» Task description
Within the material below, find each line bearing the word "document" and present it.

» Data excerpts
-------

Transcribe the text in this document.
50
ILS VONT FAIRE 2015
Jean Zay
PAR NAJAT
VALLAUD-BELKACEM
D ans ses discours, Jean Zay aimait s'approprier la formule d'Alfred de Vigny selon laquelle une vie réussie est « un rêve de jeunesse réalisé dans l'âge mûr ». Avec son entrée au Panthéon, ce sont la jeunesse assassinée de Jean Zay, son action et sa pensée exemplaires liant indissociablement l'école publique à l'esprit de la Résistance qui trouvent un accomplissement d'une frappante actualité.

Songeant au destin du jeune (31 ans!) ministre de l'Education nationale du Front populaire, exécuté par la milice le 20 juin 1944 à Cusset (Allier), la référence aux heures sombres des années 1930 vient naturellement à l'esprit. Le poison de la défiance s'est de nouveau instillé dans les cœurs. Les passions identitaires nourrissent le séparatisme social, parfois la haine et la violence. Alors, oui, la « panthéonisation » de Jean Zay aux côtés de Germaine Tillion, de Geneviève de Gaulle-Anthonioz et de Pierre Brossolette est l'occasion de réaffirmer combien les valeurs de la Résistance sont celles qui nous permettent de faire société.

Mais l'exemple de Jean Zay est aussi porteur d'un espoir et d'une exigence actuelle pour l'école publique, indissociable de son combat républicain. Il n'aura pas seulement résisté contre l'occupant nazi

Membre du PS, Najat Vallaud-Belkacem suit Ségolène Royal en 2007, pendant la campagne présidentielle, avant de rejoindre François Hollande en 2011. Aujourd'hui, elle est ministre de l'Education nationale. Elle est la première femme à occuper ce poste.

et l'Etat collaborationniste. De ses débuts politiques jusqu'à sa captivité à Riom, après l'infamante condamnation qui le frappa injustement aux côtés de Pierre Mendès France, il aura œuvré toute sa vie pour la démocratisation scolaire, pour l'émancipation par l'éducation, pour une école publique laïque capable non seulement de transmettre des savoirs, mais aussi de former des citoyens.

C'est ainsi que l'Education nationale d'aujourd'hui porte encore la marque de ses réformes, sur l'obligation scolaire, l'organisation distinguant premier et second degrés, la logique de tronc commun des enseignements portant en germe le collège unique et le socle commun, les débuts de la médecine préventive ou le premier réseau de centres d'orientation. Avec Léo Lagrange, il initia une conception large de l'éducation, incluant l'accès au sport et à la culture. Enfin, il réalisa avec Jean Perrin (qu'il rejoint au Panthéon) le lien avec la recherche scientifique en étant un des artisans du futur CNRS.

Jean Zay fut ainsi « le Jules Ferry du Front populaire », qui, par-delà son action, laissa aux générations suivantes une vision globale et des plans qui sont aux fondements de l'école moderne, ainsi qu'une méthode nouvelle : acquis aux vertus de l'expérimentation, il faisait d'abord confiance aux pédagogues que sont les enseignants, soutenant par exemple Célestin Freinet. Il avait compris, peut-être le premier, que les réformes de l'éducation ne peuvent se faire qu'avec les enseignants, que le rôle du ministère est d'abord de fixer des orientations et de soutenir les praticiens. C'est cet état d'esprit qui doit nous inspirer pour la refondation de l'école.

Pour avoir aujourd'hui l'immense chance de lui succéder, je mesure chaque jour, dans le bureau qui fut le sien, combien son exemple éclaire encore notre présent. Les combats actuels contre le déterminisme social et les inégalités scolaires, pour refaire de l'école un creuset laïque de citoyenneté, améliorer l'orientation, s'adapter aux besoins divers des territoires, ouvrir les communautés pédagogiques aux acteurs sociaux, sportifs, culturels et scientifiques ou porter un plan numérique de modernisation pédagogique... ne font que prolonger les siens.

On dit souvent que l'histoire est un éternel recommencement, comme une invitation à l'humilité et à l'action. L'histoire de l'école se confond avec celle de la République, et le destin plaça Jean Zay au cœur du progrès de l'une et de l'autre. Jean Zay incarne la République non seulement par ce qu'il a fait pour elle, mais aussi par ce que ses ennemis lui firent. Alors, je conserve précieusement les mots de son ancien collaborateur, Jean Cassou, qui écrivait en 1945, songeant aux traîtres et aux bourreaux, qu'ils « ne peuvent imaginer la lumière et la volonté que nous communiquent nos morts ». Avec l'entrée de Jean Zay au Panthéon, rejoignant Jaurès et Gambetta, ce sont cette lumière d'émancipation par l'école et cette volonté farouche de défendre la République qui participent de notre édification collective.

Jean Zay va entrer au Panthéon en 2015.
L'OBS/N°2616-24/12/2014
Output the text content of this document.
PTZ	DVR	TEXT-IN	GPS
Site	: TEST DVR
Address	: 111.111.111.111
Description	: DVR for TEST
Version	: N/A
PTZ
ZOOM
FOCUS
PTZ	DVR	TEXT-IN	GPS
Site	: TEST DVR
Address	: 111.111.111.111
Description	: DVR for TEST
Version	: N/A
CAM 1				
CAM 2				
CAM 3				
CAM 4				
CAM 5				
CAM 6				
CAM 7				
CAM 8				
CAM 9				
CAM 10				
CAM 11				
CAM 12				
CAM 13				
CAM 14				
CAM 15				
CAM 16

-------

» Full output
Transcribe the text in this document.
Output the text content of this document.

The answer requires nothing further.